> **ページ抜粋**

==========

タバコは吸わないけれど、タバコを吸う人のことは『嗜好の問題』だと思っている私。
先日、大のタバコ好きの知人と久しぶりにお酒を飲みました。
相変わらずタバコをスパスパと吸っているので、「相変わらずやめられないんですね」と言うと、「いや、止めようと努力はしているんだ」と言います。
彼が指差したのは、タバコの吸い口につけるプラスチック製のパイプ。
「何です?ニコチンを少なくする健康パイプじゃないんですか?」と訊くと、「違うよ、これは『離縁パイプ』というタバコを止めるための道具なんだ」とのこと。
話を聞くと、全部で一か月分で31本のパイプがセットになって1万円以上もするタバコを止めるためのキットなんだそう。
これが初日はNO.1のパイプでタバコを吸い、二日目はNO.2のパイプ、三日目はNO.3のパイプ…と、一日経つごとに次の番号のパイプに替えてゆくのだそう。

==========

ページ分割データ
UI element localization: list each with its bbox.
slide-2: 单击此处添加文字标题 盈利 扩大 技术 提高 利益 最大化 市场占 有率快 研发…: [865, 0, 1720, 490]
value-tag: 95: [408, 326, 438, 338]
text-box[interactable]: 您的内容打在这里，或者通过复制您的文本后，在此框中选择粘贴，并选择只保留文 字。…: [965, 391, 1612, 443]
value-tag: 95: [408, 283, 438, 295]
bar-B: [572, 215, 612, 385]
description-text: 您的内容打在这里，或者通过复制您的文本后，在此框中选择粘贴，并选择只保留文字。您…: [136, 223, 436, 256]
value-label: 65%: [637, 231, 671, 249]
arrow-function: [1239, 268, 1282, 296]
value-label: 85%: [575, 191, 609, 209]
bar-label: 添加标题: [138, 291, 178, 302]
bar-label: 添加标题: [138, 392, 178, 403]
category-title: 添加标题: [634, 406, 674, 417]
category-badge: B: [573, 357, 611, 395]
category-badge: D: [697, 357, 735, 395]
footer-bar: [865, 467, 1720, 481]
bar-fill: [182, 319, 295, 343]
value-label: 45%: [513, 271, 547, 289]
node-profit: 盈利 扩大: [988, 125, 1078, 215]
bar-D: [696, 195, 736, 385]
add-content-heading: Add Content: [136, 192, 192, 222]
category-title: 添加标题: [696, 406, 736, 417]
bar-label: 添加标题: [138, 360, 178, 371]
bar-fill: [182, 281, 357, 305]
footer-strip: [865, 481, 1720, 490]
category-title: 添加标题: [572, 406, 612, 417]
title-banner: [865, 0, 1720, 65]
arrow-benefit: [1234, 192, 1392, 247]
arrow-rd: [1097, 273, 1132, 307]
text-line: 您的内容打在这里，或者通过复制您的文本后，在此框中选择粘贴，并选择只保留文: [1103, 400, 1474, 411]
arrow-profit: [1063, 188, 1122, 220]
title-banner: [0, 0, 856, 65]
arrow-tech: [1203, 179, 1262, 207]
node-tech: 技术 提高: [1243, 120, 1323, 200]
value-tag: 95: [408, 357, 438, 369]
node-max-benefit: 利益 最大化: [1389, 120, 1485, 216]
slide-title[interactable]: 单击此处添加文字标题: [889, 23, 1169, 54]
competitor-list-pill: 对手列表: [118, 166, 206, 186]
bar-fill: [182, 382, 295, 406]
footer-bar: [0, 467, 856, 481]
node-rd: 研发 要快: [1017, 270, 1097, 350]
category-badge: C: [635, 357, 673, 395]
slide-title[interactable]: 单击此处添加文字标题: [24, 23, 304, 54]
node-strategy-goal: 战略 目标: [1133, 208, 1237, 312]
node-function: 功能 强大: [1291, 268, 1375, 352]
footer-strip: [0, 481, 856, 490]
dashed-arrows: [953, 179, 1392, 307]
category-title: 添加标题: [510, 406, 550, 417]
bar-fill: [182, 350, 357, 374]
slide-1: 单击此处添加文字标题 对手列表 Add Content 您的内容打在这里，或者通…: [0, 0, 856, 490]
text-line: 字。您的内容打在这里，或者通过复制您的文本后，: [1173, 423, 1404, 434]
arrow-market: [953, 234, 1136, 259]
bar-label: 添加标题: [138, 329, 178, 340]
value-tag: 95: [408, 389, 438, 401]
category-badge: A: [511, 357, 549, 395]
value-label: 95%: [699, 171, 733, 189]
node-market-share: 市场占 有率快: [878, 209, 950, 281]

==========

> **課題の指示**
禁煙用パイプについての文章で、「離縁パイプ」のセットには全部で何本のパイプが入っていますか? この資料は、上の文章とは別の出典から取ったものです。

> **課題への回答**
一か月分として31本のパイプが入っています。